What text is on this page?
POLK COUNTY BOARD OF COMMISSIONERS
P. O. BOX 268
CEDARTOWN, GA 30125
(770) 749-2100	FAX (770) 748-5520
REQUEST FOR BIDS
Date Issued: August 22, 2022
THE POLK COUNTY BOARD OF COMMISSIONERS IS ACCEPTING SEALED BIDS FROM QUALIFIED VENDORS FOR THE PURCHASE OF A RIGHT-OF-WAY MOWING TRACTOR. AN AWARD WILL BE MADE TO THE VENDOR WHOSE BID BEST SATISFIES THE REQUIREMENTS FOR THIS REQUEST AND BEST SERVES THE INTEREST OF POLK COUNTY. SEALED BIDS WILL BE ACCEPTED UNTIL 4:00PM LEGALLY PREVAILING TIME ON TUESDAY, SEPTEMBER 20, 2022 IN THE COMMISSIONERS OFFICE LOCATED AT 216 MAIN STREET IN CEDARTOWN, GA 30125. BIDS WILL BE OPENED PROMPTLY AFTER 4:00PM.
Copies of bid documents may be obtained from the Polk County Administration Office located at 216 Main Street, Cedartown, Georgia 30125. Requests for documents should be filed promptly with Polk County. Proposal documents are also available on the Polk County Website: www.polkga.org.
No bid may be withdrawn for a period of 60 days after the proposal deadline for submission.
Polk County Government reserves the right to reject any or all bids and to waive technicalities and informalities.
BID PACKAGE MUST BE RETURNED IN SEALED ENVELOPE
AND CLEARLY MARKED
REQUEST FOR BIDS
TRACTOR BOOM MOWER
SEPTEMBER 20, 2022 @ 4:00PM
----------
> WHAT YOU ARE ASKED TO DO
From the records above, extract every line exactly as it stands.

> TASK RESPONSE
What text is on this page?
POLK COUNTY BOARD OF COMMISSIONERS
P. O. BOX 268
CEDARTOWN, GA 30125
(770) 749-2100	FAX (770) 748-5520
REQUEST FOR BIDS
Date Issued: August 22, 2022
THE POLK COUNTY BOARD OF COMMISSIONERS IS ACCEPTING SEALED BIDS FROM QUALIFIED VENDORS FOR THE PURCHASE OF A RIGHT-OF-WAY MOWING TRACTOR. AN AWARD WILL BE MADE TO THE VENDOR WHOSE BID BEST SATISFIES THE REQUIREMENTS FOR THIS REQUEST AND BEST SERVES THE INTEREST OF POLK COUNTY. SEALED BIDS WILL BE ACCEPTED UNTIL 4:00PM LEGALLY PREVAILING TIME ON TUESDAY, SEPTEMBER 20, 2022 IN THE COMMISSIONERS OFFICE LOCATED AT 216 MAIN STREET IN CEDARTOWN, GA 30125. BIDS WILL BE OPENED PROMPTLY AFTER 4:00PM.
Copies of bid documents may be obtained from the Polk County Administration Office located at 216 Main Street, Cedartown, Georgia 30125. Requests for documents should be filed promptly with Polk County. Proposal documents are also available on the Polk County Website: www.polkga.org.
No bid may be withdrawn for a period of 60 days after the proposal deadline for submission.
Polk County Government reserves the right to reject any or all bids and to waive technicalities and informalities.
BID PACKAGE MUST BE RETURNED IN SEALED ENVELOPE
AND CLEARLY MARKED
REQUEST FOR BIDS
TRACTOR BOOM MOWER
SEPTEMBER 20, 2022 @ 4:00PM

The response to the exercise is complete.